**Task data**
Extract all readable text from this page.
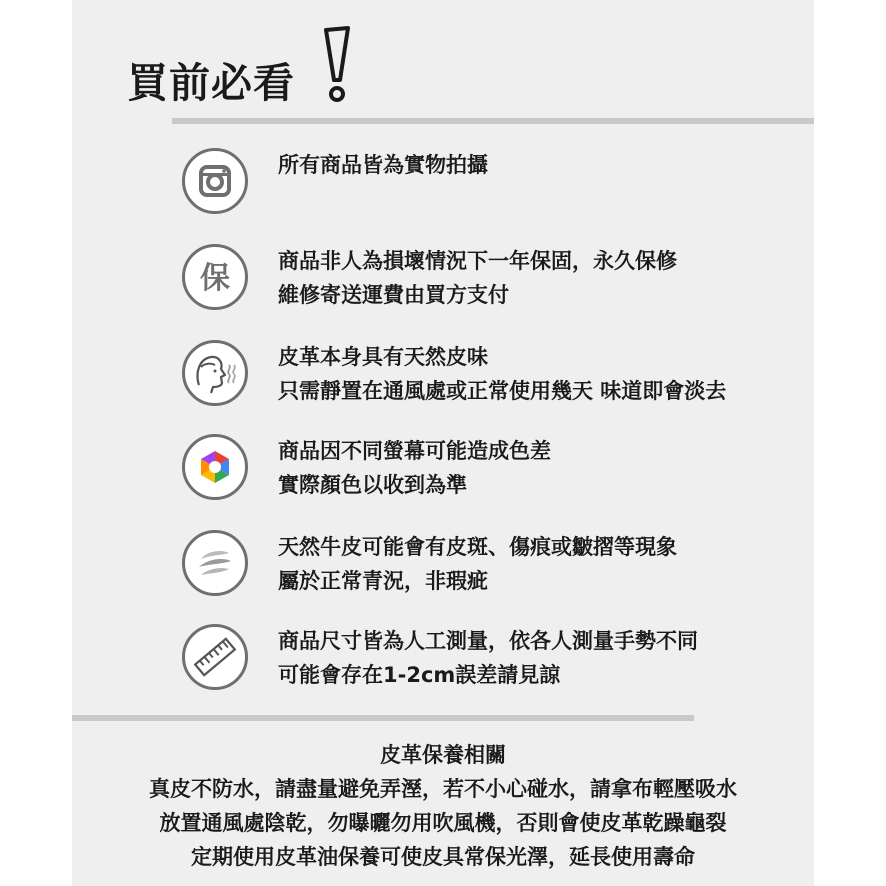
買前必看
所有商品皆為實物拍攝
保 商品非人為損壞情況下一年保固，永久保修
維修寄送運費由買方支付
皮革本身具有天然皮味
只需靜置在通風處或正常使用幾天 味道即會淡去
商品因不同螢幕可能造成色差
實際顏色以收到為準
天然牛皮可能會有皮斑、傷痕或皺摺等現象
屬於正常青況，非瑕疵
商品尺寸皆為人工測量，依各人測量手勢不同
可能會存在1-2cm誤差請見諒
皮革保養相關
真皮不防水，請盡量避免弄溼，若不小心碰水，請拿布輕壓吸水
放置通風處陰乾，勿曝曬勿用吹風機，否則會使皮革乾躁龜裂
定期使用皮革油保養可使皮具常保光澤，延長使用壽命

---

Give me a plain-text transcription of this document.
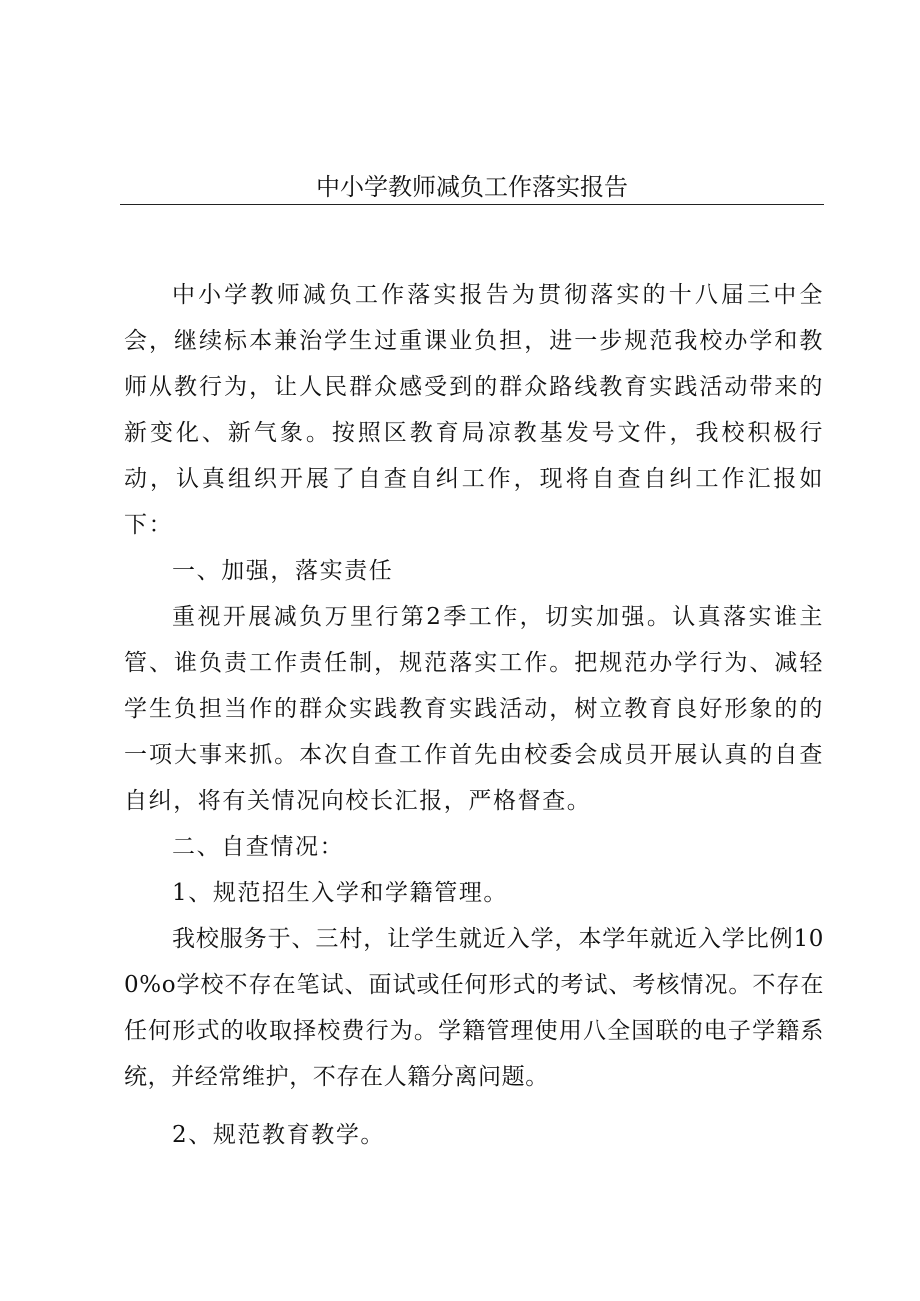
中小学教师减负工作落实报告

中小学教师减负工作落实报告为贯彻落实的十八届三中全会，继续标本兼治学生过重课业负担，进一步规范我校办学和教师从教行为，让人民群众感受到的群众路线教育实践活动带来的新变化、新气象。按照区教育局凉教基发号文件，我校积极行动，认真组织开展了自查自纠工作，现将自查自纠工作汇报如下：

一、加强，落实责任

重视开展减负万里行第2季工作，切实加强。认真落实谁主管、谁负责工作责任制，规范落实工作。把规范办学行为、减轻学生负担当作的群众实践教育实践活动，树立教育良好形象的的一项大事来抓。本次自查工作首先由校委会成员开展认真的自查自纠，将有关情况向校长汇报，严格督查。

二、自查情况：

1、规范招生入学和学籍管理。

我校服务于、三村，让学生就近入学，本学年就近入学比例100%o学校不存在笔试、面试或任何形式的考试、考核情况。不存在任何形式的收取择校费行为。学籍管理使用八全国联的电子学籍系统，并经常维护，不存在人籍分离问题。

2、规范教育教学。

* * *

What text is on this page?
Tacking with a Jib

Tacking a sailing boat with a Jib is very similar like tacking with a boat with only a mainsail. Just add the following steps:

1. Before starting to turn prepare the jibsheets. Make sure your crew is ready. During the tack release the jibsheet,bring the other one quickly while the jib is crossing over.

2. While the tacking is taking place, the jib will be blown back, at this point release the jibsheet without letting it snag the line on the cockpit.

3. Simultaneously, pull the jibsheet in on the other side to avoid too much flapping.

**What you need to do**
Count the lines in the entries above that include the string "jibsheet", then give only that figure.

**Completed exercise**
3